Exercise
Go over the entries below line by line, copying each one that contains the word "ylabel".

Information supplied
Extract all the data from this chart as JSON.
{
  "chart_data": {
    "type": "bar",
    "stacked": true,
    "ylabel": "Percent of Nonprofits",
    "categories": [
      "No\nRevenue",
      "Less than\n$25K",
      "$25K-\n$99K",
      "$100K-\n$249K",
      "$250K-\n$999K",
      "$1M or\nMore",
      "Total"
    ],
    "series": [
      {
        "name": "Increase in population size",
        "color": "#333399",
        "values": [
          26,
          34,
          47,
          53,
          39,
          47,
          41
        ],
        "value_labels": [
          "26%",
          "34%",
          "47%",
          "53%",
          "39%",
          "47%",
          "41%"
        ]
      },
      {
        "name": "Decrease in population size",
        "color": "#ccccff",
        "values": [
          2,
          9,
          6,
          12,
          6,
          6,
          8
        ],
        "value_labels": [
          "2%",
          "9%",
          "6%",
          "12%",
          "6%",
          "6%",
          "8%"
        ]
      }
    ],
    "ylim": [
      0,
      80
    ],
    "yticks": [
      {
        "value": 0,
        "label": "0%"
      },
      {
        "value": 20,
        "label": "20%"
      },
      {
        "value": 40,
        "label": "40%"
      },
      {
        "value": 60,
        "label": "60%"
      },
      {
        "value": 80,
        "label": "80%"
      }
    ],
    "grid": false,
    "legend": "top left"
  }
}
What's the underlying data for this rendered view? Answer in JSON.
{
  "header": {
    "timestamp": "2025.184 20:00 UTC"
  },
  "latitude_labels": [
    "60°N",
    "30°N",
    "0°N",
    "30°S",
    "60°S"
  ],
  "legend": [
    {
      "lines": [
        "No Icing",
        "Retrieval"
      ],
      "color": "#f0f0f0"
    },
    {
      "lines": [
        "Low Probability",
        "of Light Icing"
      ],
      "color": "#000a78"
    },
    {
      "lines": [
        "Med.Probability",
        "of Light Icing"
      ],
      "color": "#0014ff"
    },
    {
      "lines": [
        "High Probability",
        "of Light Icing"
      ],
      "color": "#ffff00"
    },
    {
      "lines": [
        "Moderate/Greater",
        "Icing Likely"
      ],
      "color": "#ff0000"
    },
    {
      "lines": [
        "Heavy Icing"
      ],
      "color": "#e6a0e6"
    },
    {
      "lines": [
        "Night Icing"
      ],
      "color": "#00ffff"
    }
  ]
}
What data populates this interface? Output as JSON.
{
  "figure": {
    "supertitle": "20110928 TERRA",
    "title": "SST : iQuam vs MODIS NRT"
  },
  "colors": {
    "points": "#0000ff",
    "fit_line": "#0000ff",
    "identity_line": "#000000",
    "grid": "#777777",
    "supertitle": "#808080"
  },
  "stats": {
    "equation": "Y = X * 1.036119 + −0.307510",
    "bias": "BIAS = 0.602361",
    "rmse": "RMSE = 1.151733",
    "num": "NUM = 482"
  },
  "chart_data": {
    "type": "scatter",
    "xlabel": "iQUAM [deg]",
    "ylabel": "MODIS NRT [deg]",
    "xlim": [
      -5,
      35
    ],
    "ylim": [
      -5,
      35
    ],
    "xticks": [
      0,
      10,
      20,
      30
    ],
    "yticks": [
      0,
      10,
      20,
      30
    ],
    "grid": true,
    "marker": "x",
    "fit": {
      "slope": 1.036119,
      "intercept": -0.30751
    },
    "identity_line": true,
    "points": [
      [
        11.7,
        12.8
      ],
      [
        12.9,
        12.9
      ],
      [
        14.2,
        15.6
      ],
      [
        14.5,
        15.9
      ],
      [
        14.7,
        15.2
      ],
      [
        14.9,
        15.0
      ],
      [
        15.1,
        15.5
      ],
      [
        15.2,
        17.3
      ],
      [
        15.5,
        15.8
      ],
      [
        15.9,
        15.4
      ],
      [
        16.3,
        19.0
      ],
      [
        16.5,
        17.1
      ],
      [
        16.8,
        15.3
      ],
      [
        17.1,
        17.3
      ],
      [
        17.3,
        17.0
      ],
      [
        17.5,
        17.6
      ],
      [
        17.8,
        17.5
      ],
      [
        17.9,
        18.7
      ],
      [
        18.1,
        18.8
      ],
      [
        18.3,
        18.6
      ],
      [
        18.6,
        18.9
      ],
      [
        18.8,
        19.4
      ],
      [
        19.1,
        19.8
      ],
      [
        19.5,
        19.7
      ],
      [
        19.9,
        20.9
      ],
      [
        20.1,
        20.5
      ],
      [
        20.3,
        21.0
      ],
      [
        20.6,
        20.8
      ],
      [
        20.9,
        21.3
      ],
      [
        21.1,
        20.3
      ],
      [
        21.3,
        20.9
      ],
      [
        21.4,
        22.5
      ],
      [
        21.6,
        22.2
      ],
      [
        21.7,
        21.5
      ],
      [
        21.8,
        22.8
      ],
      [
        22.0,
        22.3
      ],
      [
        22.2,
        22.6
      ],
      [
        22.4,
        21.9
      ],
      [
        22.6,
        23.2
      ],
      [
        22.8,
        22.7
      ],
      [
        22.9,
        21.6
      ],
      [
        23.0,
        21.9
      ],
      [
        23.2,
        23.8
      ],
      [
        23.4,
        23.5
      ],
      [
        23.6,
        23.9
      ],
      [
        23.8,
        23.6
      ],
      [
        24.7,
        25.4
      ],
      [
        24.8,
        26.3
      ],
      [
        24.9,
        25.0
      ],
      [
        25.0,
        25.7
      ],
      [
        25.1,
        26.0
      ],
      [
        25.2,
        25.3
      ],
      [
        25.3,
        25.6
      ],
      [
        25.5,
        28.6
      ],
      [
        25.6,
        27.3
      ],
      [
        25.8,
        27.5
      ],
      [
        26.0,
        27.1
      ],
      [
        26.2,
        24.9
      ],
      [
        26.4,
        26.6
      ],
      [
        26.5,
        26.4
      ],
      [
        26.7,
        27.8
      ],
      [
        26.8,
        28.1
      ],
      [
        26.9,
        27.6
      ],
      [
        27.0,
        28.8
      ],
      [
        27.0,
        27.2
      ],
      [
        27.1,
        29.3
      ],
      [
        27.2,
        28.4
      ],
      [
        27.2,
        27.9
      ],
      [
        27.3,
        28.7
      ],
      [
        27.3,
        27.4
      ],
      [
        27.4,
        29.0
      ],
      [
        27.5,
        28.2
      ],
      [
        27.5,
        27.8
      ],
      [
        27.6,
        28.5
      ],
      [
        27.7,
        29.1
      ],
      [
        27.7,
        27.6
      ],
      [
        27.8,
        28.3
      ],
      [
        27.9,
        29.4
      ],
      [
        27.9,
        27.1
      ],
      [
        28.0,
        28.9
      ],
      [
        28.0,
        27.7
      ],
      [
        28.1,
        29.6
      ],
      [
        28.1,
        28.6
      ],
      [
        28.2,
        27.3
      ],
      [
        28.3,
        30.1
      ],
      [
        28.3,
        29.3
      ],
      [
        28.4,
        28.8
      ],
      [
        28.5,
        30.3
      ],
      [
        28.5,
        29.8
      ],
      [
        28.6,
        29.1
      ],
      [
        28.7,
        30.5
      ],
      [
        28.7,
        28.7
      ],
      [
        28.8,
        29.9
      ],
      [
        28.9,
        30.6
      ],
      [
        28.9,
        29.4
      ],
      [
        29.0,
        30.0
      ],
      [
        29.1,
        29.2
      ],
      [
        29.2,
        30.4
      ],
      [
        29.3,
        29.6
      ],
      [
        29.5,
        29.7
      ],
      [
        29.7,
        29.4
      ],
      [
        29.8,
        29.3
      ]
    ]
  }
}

Response
    "ylabel": "Percent of Nonprofits",
    "ylabel": "MODIS NRT [deg]",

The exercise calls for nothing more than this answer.